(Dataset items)
————————
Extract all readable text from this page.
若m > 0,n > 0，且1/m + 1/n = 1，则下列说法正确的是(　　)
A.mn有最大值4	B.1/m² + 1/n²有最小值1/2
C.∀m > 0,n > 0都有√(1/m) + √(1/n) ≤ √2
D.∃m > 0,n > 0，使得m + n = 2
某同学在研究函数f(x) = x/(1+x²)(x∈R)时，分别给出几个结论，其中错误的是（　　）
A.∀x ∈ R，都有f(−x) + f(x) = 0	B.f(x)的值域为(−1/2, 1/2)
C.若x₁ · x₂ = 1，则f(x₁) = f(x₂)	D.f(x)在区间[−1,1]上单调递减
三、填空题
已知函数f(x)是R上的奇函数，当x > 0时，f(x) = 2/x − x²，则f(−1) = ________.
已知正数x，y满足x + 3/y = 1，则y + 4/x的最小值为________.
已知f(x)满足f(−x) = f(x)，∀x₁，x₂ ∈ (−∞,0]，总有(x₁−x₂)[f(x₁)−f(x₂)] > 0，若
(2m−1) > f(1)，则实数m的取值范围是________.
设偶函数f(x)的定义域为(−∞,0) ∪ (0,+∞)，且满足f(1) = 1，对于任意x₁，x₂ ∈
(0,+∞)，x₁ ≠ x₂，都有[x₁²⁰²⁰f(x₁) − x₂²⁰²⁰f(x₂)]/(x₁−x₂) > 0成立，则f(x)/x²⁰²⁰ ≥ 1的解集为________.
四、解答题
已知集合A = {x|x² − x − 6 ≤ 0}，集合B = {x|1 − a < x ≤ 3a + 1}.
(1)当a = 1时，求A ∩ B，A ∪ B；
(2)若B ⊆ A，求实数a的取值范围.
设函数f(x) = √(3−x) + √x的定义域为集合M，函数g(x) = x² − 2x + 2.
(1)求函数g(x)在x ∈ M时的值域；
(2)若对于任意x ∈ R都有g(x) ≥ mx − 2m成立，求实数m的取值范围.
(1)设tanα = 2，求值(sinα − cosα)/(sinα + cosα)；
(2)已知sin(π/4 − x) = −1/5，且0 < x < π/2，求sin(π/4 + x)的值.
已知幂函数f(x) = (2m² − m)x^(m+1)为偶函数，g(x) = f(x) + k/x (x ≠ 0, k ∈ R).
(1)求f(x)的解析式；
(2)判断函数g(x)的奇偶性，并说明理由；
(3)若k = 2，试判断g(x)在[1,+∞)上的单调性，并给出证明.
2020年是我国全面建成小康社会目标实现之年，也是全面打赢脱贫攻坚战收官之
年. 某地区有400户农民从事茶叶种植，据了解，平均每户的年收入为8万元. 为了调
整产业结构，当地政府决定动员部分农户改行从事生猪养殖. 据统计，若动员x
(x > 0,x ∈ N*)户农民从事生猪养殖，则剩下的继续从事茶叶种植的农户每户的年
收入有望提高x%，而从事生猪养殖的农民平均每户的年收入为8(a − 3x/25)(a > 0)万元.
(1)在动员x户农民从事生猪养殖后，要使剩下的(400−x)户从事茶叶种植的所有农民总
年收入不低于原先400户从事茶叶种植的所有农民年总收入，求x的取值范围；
————————
## Exercise description
Copy every line verbatim.

## Answer to this exercise
Extract all readable text from this page.
若m > 0,n > 0，且1/m + 1/n = 1，则下列说法正确的是(　　)
A.mn有最大值4	B.1/m² + 1/n²有最小值1/2
C.∀m > 0,n > 0都有√(1/m) + √(1/n) ≤ √2
D.∃m > 0,n > 0，使得m + n = 2
某同学在研究函数f(x) = x/(1+x²)(x∈R)时，分别给出几个结论，其中错误的是（　　）
A.∀x ∈ R，都有f(−x) + f(x) = 0	B.f(x)的值域为(−1/2, 1/2)
C.若x₁ · x₂ = 1，则f(x₁) = f(x₂)	D.f(x)在区间[−1,1]上单调递减
三、填空题
已知函数f(x)是R上的奇函数，当x > 0时，f(x) = 2/x − x²，则f(−1) = ________.
已知正数x，y满足x + 3/y = 1，则y + 4/x的最小值为________.
已知f(x)满足f(−x) = f(x)，∀x₁，x₂ ∈ (−∞,0]，总有(x₁−x₂)[f(x₁)−f(x₂)] > 0，若
(2m−1) > f(1)，则实数m的取值范围是________.
设偶函数f(x)的定义域为(−∞,0) ∪ (0,+∞)，且满足f(1) = 1，对于任意x₁，x₂ ∈
(0,+∞)，x₁ ≠ x₂，都有[x₁²⁰²⁰f(x₁) − x₂²⁰²⁰f(x₂)]/(x₁−x₂) > 0成立，则f(x)/x²⁰²⁰ ≥ 1的解集为________.
四、解答题
已知集合A = {x|x² − x − 6 ≤ 0}，集合B = {x|1 − a < x ≤ 3a + 1}.
(1)当a = 1时，求A ∩ B，A ∪ B；
(2)若B ⊆ A，求实数a的取值范围.
设函数f(x) = √(3−x) + √x的定义域为集合M，函数g(x) = x² − 2x + 2.
(1)求函数g(x)在x ∈ M时的值域；
(2)若对于任意x ∈ R都有g(x) ≥ mx − 2m成立，求实数m的取值范围.
(1)设tanα = 2，求值(sinα − cosα)/(sinα + cosα)；
(2)已知sin(π/4 − x) = −1/5，且0 < x < π/2，求sin(π/4 + x)的值.
已知幂函数f(x) = (2m² − m)x^(m+1)为偶函数，g(x) = f(x) + k/x (x ≠ 0, k ∈ R).
(1)求f(x)的解析式；
(2)判断函数g(x)的奇偶性，并说明理由；
(3)若k = 2，试判断g(x)在[1,+∞)上的单调性，并给出证明.
2020年是我国全面建成小康社会目标实现之年，也是全面打赢脱贫攻坚战收官之
年. 某地区有400户农民从事茶叶种植，据了解，平均每户的年收入为8万元. 为了调
整产业结构，当地政府决定动员部分农户改行从事生猪养殖. 据统计，若动员x
(x > 0,x ∈ N*)户农民从事生猪养殖，则剩下的继续从事茶叶种植的农户每户的年
收入有望提高x%，而从事生猪养殖的农民平均每户的年收入为8(a − 3x/25)(a > 0)万元.
(1)在动员x户农民从事生猪养殖后，要使剩下的(400−x)户从事茶叶种植的所有农民总
年收入不低于原先400户从事茶叶种植的所有农民年总收入，求x的取值范围；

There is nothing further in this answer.